▶ **What the task asks**:
Lift every line from the entries that includes the word "Events".

— start Dataset entries —

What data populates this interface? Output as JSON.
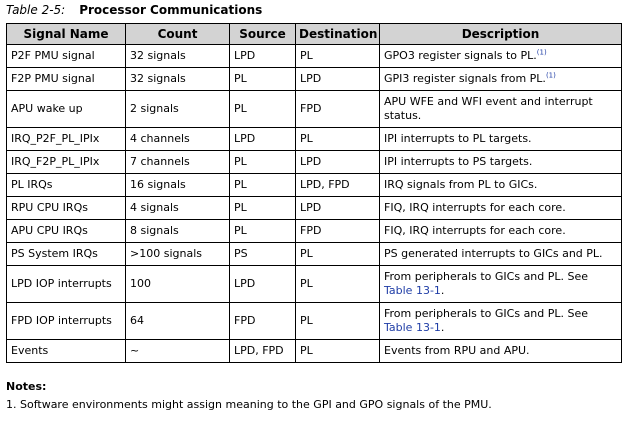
{
  "caption": {
    "number": "Table 2-5:",
    "title": "Processor Communications"
  },
  "headers": [
    "Signal Name",
    "Count",
    "Source",
    "Destination",
    "Description"
  ],
  "rows": [
    {
      "signal": "P2F PMU signal",
      "count": "32 signals",
      "source": "LPD",
      "dest": "PL",
      "desc": "GPO3 register signals to PL.",
      "sup": "(1)"
    },
    {
      "signal": "F2P PMU signal",
      "count": "32 signals",
      "source": "PL",
      "dest": "LPD",
      "desc": "GPI3 register signals from PL.",
      "sup": "(1)"
    },
    {
      "signal": "APU wake up",
      "count": "2 signals",
      "source": "PL",
      "dest": "FPD",
      "desc": "APU WFE and WFI event and interrupt status."
    },
    {
      "signal": "IRQ_P2F_PL_IPIx",
      "count": "4 channels",
      "source": "LPD",
      "dest": "PL",
      "desc": "IPI interrupts to PL targets."
    },
    {
      "signal": "IRQ_F2P_PL_IPIx",
      "count": "7 channels",
      "source": "PL",
      "dest": "LPD",
      "desc": "IPI interrupts to PS targets."
    },
    {
      "signal": "PL IRQs",
      "count": "16 signals",
      "source": "PL",
      "dest": "LPD, FPD",
      "desc": "IRQ signals from PL to GICs."
    },
    {
      "signal": "RPU CPU IRQs",
      "count": "4 signals",
      "source": "PL",
      "dest": "LPD",
      "desc": "FIQ, IRQ interrupts for each core."
    },
    {
      "signal": "APU CPU IRQs",
      "count": "8 signals",
      "source": "PL",
      "dest": "FPD",
      "desc": "FIQ, IRQ interrupts for each core."
    },
    {
      "signal": "PS System IRQs",
      "count": ">100 signals",
      "source": "PS",
      "dest": "PL",
      "desc": "PS generated interrupts to GICs and PL."
    },
    {
      "signal": "LPD IOP interrupts",
      "count": "100",
      "source": "LPD",
      "dest": "PL",
      "desc": "From peripherals to GICs and PL. See",
      "link": "Table 13-1",
      "after": "."
    },
    {
      "signal": "FPD IOP interrupts",
      "count": "64",
      "source": "FPD",
      "dest": "PL",
      "desc": "From peripherals to GICs and PL. See",
      "link": "Table 13-1",
      "after": "."
    },
    {
      "signal": "Events",
      "count": "~",
      "source": "LPD, FPD",
      "dest": "PL",
      "desc": "Events from RPU and APU."
    }
  ],
  "notes": {
    "heading": "Notes:",
    "items": [
      "1.  Software environments might assign meaning to the GPI and GPO signals of the PMU."
    ]
  },
  "colors": {
    "header_bg": "#d3d3d3",
    "link": "#1f3da6"
  }
}
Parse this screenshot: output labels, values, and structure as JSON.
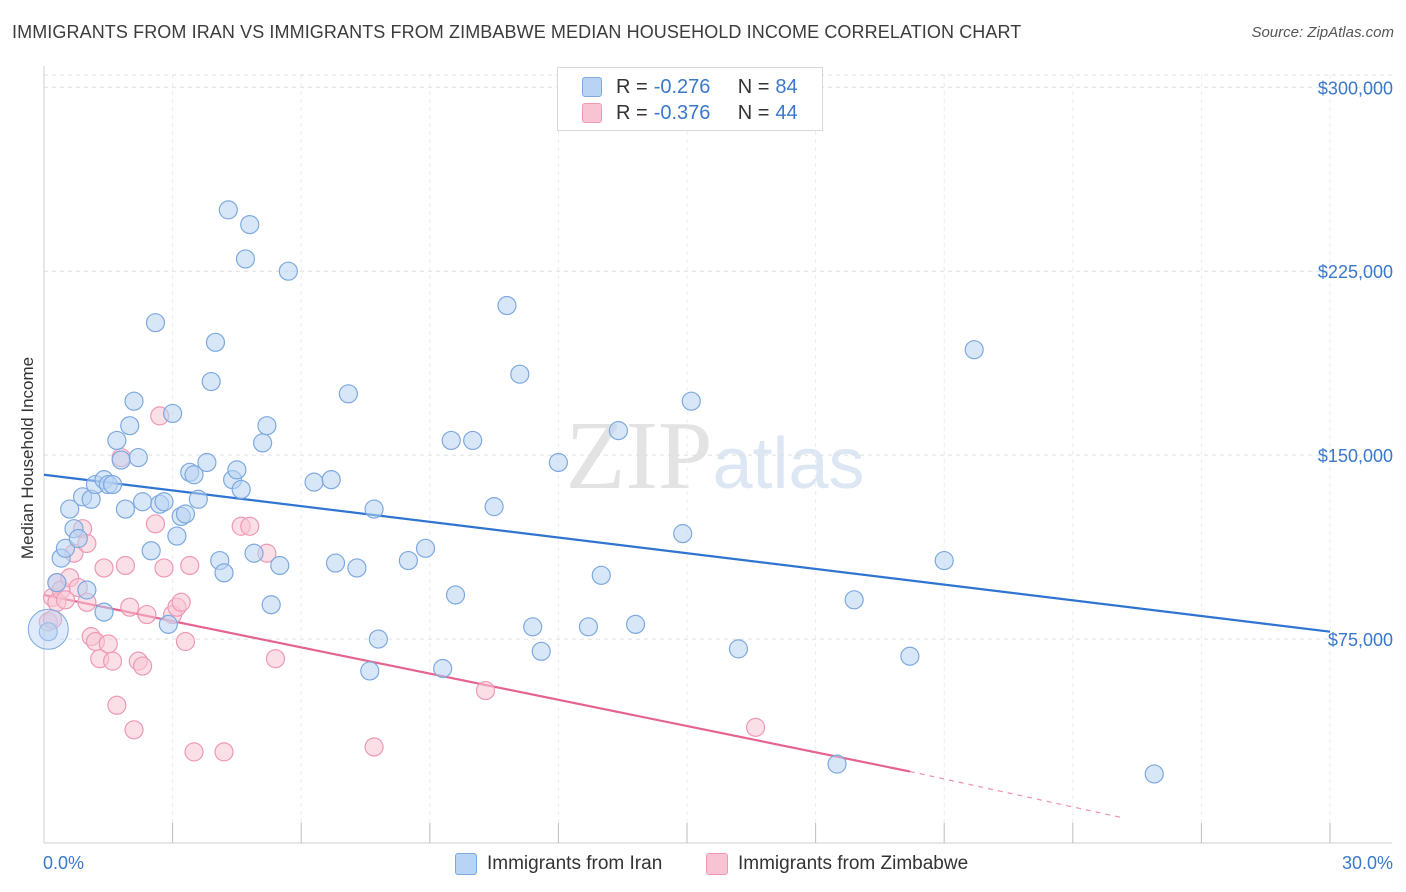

— end Dataset entries —

▶ **Written reply**:
      "signal": "Events",
      "desc": "Events from RPU and APU."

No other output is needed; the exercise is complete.